--- The exercise ---
Using the entries that follow, collect the lines where the word "verify" appears.

Stored data entries

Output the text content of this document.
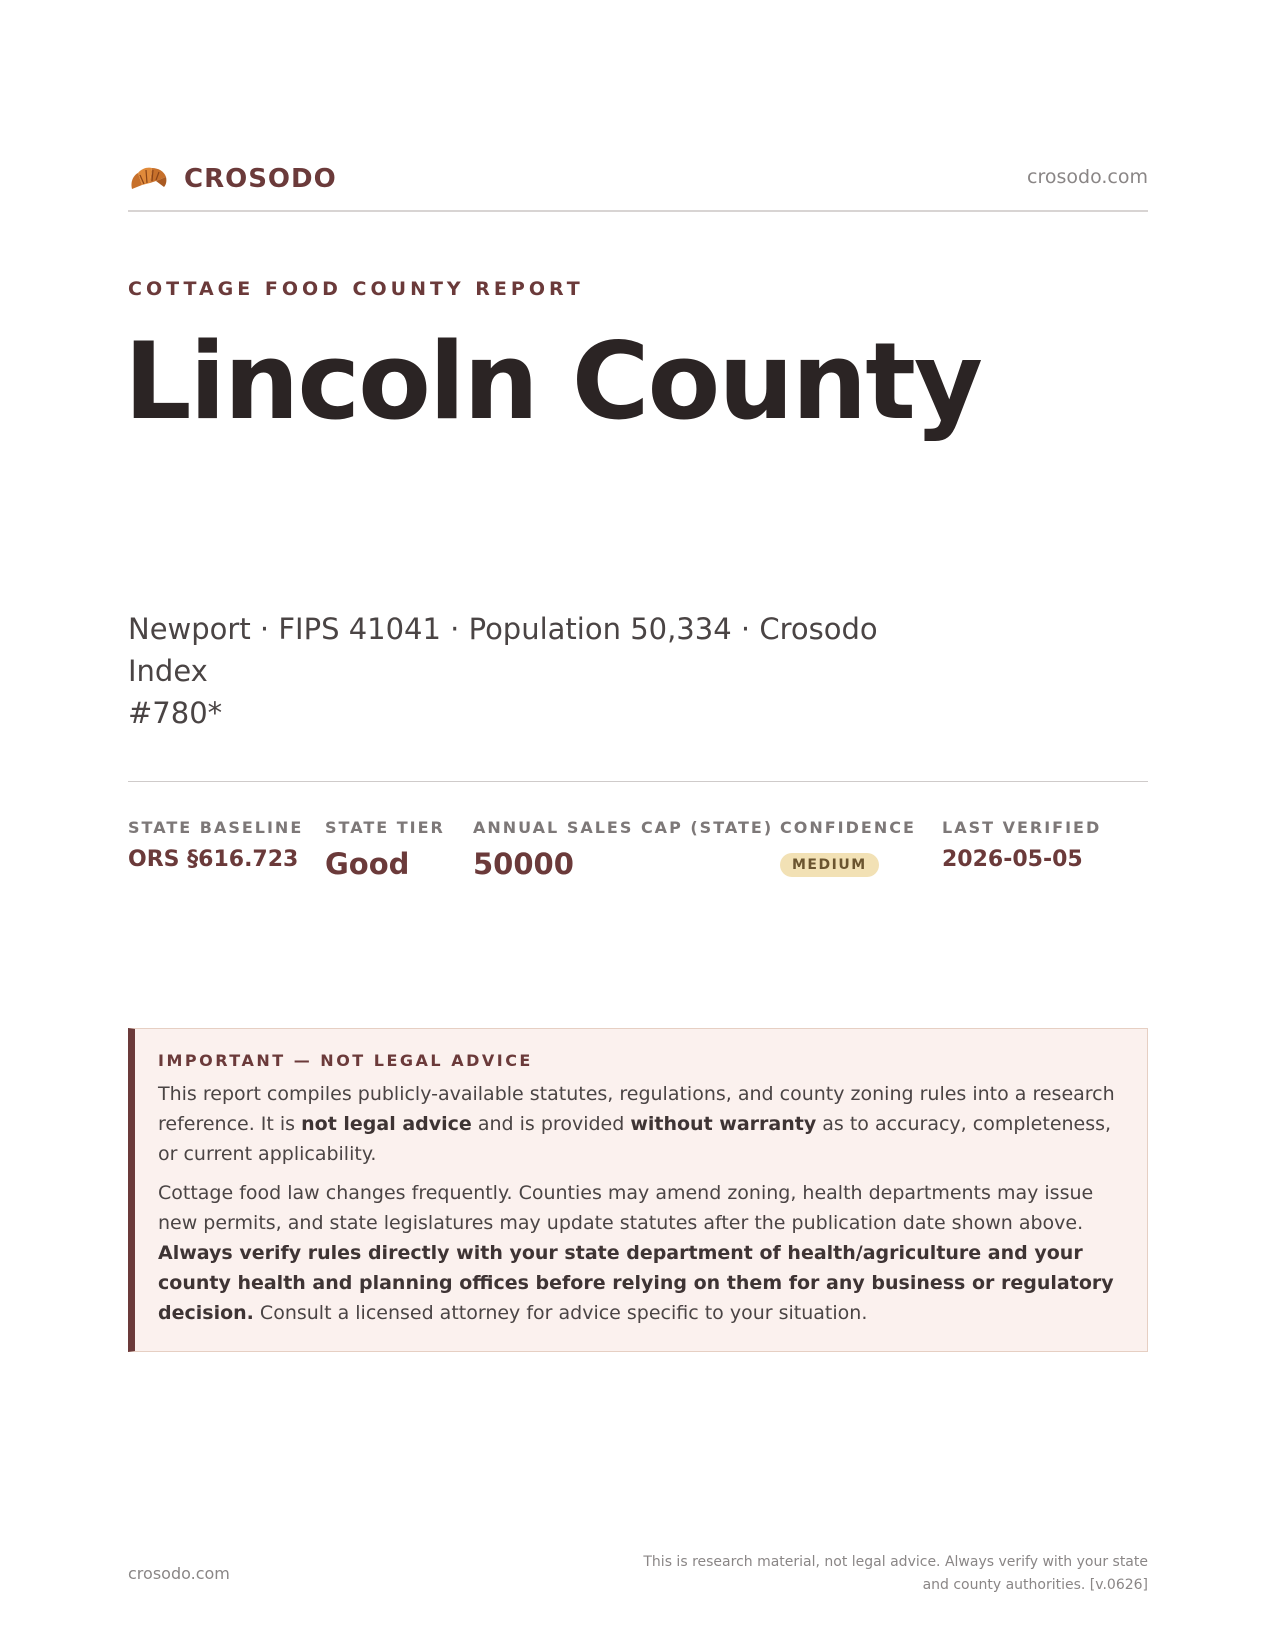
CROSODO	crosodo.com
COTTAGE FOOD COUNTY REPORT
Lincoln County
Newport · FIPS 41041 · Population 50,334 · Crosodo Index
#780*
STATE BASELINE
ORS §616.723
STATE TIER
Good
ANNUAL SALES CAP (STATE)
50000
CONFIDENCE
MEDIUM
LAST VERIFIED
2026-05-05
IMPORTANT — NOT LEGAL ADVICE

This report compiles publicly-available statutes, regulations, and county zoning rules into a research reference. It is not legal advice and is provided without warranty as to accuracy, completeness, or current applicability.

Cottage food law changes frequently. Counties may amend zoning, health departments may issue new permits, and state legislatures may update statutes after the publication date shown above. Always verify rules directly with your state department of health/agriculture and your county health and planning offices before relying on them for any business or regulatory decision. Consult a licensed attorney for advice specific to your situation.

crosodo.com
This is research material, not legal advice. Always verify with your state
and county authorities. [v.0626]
* * *
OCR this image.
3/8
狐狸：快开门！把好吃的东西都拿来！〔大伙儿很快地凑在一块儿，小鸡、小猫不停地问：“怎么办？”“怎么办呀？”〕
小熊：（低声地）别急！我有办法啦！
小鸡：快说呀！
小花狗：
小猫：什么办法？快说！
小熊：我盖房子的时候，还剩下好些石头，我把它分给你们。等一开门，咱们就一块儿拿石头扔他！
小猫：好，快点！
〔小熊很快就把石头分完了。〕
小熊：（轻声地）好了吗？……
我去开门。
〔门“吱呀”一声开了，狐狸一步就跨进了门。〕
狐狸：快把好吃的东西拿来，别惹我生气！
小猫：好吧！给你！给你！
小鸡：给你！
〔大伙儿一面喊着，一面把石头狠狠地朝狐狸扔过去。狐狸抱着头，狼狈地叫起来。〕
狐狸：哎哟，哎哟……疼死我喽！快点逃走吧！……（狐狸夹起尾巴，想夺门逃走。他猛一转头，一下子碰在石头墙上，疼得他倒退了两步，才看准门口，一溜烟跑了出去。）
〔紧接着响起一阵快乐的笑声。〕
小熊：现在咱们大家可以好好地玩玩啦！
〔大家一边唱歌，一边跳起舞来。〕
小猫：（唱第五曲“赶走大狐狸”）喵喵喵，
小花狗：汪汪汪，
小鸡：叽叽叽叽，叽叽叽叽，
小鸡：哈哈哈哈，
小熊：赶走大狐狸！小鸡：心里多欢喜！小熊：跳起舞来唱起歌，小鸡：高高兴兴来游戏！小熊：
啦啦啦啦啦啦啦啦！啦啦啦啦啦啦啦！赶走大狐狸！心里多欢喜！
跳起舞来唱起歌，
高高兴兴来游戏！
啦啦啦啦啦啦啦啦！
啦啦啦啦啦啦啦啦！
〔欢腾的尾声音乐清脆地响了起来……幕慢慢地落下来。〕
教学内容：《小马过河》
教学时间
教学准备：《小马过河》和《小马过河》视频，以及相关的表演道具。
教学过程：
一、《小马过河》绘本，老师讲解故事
* * *
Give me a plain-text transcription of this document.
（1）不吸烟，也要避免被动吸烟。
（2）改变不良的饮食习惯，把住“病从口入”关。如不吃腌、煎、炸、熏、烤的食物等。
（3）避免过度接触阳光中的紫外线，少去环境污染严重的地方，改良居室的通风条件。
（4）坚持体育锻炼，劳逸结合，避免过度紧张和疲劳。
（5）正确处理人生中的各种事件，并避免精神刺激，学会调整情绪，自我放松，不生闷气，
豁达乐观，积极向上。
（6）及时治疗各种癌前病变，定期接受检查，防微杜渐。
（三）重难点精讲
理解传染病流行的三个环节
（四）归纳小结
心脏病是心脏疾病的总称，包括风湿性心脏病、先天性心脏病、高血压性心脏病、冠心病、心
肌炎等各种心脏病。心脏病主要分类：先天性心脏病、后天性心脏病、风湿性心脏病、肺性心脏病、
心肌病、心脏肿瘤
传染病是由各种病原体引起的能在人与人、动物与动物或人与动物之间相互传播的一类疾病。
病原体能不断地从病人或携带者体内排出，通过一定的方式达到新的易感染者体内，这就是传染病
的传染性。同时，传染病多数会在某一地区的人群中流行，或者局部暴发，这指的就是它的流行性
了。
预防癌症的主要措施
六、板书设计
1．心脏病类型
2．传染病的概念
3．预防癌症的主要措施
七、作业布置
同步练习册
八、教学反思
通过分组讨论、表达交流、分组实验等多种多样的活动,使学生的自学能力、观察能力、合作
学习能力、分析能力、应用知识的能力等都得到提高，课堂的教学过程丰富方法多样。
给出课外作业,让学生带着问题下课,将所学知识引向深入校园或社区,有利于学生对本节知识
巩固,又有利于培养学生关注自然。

--- Worked solution ---
Cottage food law changes frequently. Counties may amend zoning, health departments may issue new permits, and state legislatures may update statutes after the publication date shown above. Always verify rules directly with your state department of health/agriculture and your county health and planning offices before relying on them for any business or regulatory decision. Consult a licensed attorney for advice specific to your situation.
This is research material, not legal advice. Always verify with your state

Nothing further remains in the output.